Job | Search the listing below for the string "this" and show each line that contains it.

[Rows from a figure dataset]
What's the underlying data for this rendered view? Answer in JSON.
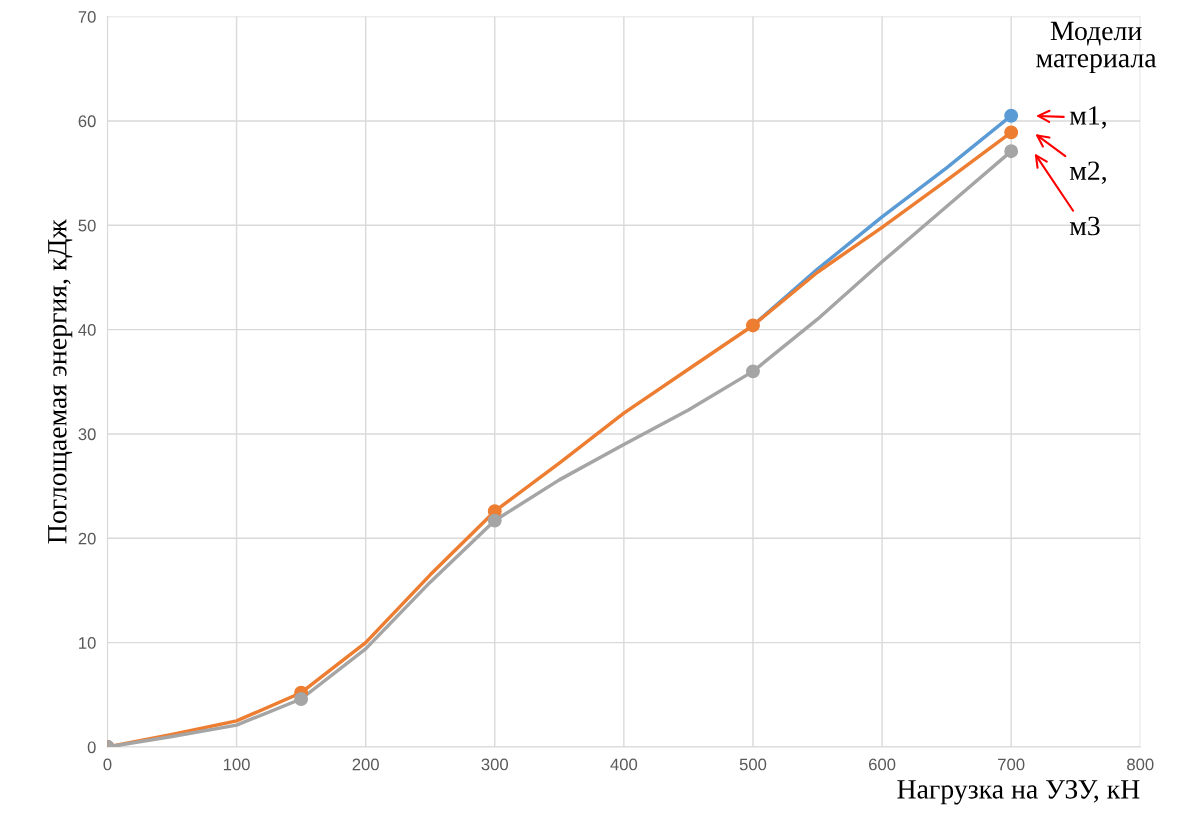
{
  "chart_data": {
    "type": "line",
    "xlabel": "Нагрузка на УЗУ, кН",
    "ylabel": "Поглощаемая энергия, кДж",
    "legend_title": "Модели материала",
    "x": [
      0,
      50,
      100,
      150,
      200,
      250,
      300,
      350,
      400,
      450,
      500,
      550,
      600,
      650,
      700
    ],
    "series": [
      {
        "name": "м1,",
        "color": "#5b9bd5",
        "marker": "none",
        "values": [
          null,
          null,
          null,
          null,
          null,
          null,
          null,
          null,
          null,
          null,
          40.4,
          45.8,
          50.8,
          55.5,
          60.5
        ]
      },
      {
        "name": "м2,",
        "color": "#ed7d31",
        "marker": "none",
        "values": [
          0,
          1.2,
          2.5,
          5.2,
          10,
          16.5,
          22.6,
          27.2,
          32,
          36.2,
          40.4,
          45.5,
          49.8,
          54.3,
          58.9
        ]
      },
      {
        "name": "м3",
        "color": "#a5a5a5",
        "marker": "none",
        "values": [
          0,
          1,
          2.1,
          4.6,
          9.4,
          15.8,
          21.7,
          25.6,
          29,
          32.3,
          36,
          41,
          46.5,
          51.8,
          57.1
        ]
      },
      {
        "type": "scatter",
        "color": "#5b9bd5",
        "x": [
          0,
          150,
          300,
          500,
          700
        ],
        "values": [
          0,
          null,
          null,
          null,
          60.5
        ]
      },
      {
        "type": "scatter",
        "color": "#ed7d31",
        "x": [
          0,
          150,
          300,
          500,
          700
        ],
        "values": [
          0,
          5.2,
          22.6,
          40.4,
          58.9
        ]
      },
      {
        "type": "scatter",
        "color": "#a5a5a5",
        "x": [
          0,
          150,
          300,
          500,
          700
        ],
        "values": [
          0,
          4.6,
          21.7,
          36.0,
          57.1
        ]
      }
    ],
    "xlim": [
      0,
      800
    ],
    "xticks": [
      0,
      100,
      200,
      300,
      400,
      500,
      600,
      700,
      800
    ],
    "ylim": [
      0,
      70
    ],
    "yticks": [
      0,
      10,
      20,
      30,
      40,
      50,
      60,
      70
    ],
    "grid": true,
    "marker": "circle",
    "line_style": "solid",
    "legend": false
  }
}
--
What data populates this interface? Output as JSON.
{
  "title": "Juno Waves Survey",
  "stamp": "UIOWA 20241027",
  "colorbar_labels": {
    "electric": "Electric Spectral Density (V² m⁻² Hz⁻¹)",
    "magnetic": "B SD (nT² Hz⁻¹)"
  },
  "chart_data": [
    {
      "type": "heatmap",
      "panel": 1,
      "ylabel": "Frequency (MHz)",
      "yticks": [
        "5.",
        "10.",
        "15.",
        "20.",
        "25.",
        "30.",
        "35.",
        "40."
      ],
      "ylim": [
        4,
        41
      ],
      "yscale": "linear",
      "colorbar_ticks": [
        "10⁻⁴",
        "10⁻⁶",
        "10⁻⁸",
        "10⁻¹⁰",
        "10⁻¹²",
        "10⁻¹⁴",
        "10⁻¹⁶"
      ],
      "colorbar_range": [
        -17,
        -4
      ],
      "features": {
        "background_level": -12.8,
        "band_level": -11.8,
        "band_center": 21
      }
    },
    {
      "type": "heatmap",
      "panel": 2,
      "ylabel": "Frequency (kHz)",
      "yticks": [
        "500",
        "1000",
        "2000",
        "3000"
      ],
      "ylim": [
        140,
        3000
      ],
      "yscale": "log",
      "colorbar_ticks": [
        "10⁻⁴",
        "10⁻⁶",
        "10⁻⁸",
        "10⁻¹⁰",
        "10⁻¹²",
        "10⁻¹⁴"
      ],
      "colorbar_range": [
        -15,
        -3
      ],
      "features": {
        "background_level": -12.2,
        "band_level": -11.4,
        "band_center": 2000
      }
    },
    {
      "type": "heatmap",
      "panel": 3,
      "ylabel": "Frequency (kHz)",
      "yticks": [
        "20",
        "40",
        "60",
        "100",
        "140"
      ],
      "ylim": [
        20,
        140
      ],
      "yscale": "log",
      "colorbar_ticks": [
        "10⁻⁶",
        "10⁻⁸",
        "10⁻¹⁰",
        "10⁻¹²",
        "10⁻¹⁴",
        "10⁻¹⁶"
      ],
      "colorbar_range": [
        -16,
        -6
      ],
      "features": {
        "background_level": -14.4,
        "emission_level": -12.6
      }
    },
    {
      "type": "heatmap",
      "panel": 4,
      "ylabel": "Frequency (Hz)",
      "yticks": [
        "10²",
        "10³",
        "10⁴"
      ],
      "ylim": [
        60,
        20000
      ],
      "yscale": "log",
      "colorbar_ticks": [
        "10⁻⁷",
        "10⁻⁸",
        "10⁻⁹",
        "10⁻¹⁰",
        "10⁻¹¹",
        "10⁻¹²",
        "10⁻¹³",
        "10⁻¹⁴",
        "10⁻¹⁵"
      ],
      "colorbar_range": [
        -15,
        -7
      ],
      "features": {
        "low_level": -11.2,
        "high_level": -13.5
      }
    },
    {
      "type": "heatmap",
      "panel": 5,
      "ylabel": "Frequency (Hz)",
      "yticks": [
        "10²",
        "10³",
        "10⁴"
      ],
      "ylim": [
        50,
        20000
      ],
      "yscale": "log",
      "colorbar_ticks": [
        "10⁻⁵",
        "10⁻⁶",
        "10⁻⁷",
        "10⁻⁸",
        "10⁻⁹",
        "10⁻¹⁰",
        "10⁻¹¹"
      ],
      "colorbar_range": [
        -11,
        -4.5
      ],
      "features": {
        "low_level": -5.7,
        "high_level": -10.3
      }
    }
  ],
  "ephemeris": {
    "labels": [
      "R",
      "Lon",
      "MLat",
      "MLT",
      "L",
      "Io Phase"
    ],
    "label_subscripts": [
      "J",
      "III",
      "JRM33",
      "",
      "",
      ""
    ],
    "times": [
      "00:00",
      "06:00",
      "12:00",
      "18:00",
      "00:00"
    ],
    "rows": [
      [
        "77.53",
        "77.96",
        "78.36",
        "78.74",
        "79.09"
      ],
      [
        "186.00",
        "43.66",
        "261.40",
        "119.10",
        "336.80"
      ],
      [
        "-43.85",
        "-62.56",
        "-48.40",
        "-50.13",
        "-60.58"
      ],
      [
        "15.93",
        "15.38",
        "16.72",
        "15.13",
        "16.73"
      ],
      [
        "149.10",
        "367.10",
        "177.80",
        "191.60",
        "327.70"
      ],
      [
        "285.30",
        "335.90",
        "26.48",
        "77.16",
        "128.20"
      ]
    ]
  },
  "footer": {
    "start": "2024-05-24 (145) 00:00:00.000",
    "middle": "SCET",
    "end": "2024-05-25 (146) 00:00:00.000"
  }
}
---
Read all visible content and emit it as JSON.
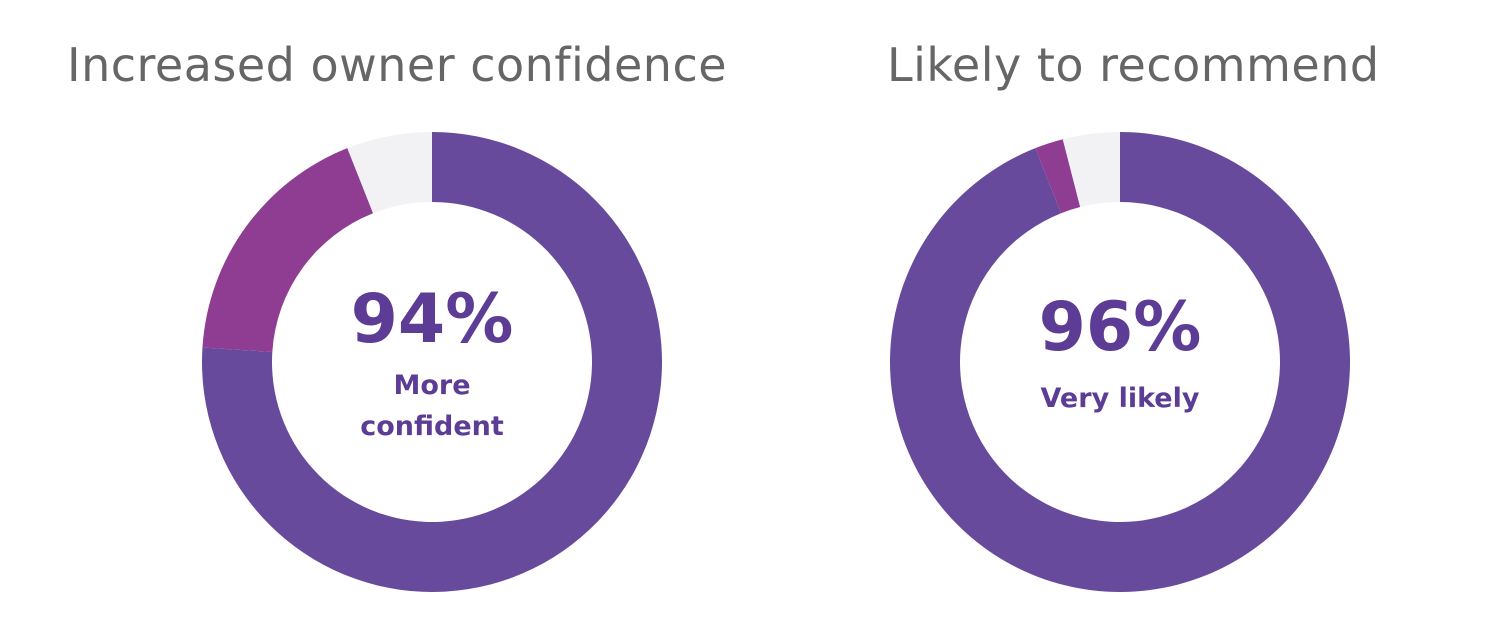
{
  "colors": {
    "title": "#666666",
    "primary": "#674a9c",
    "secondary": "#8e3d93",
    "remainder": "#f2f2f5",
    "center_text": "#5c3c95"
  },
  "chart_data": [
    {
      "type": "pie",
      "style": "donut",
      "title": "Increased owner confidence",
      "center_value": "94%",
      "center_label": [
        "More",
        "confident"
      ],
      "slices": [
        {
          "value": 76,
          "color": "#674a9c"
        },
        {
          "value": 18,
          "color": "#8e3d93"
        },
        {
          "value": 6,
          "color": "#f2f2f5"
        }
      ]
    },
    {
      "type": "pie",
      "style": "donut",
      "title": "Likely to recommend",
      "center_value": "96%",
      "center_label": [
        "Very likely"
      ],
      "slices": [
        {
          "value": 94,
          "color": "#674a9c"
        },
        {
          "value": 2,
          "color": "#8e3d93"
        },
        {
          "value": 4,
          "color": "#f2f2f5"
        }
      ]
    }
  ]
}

Response to the exercise |
What's the underlying data for this rendered view? Answer in JSON.
What data populates this interface? Output as JSON.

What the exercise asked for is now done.